-- start Data extract --

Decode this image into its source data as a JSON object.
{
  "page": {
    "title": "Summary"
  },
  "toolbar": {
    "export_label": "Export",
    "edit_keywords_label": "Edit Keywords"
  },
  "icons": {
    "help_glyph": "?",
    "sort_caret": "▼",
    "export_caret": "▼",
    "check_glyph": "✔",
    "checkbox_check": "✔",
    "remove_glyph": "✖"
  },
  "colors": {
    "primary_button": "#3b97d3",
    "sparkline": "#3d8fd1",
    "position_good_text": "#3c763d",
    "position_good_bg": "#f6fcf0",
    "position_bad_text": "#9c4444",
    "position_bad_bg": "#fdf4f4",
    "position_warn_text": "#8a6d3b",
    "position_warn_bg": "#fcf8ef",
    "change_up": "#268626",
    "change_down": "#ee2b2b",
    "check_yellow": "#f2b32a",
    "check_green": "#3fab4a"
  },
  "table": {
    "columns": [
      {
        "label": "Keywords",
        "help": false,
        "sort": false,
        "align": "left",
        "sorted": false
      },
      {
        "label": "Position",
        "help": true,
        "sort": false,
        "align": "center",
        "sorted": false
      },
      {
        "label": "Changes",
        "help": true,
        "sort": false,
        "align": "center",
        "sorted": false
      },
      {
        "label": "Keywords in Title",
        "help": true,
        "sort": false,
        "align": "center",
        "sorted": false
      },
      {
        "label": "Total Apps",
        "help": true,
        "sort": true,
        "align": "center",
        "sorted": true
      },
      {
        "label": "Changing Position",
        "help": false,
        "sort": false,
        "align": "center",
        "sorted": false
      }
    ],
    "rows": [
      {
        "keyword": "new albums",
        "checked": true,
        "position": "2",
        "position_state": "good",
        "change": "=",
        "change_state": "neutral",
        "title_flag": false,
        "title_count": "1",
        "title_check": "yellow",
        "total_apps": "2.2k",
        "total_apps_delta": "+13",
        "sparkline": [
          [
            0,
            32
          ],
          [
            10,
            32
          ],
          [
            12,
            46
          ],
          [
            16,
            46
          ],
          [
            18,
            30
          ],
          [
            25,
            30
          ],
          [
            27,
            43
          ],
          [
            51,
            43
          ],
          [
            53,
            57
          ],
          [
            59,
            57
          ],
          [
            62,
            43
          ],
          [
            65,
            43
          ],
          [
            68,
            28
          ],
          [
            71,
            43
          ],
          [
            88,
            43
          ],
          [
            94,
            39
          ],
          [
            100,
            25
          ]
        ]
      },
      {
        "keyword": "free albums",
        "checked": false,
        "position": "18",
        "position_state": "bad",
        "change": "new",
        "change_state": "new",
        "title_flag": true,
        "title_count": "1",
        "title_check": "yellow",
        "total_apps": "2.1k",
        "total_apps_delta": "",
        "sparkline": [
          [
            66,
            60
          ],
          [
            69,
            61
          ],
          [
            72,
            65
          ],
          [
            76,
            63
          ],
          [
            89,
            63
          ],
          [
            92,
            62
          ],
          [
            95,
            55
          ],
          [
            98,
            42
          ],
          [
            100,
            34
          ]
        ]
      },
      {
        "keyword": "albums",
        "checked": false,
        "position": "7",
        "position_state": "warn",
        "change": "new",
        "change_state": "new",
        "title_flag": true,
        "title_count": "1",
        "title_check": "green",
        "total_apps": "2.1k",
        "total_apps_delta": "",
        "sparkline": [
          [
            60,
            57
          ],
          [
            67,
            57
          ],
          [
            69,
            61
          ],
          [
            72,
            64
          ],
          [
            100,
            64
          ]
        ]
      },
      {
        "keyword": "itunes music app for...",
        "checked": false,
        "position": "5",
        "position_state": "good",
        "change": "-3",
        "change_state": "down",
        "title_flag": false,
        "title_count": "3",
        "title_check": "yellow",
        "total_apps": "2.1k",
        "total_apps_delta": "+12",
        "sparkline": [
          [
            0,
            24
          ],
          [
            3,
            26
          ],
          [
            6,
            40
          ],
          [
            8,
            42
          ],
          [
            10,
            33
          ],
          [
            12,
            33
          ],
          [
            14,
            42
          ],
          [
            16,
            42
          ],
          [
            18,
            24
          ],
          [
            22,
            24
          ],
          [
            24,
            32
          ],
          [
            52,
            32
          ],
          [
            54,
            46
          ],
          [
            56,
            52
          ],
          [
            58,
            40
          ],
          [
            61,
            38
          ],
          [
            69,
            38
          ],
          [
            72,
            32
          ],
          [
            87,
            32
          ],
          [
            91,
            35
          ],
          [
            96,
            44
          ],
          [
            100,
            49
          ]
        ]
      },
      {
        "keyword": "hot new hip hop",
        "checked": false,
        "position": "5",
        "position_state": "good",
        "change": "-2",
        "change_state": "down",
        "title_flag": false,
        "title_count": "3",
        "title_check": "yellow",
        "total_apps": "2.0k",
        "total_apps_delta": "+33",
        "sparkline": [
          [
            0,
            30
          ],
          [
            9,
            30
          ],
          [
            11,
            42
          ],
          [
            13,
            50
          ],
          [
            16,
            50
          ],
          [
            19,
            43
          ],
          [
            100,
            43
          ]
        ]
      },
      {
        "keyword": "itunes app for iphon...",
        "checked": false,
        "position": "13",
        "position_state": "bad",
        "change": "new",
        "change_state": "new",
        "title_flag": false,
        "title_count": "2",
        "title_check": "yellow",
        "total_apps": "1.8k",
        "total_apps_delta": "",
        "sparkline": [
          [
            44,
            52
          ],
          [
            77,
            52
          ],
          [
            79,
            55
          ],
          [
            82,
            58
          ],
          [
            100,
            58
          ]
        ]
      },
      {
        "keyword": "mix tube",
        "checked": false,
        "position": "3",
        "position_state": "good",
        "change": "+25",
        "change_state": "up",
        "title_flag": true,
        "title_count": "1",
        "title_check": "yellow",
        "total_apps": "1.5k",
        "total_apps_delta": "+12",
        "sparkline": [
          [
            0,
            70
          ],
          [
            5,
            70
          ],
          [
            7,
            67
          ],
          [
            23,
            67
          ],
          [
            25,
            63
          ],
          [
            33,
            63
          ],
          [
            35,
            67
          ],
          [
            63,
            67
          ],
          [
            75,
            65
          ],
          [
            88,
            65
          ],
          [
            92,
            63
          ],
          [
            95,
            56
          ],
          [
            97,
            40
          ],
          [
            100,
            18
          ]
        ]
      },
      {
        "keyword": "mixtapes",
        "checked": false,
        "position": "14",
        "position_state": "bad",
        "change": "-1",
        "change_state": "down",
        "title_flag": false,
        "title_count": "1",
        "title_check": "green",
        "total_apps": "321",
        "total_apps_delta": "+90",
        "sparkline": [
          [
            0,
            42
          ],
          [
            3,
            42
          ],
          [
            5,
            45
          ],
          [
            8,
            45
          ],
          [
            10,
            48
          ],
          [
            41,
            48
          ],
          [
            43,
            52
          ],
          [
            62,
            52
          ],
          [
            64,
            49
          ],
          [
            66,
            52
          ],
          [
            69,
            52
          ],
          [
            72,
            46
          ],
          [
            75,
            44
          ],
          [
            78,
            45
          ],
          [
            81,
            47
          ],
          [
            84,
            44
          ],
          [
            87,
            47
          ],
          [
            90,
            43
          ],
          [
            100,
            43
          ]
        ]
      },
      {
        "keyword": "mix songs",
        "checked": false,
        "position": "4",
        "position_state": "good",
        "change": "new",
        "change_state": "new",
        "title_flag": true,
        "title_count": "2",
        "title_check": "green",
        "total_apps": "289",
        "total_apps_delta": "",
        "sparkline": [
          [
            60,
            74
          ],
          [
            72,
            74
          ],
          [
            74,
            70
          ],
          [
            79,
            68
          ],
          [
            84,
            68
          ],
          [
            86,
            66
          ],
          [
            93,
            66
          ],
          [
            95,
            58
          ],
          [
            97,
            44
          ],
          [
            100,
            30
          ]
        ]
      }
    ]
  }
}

-- end Data extract --

**To be done:** Where a line holds "Keywords", copy that line.

**The completed task:**
    "edit_keywords_label": "Edit Keywords"
        "label": "Keywords",
        "label": "Keywords in Title",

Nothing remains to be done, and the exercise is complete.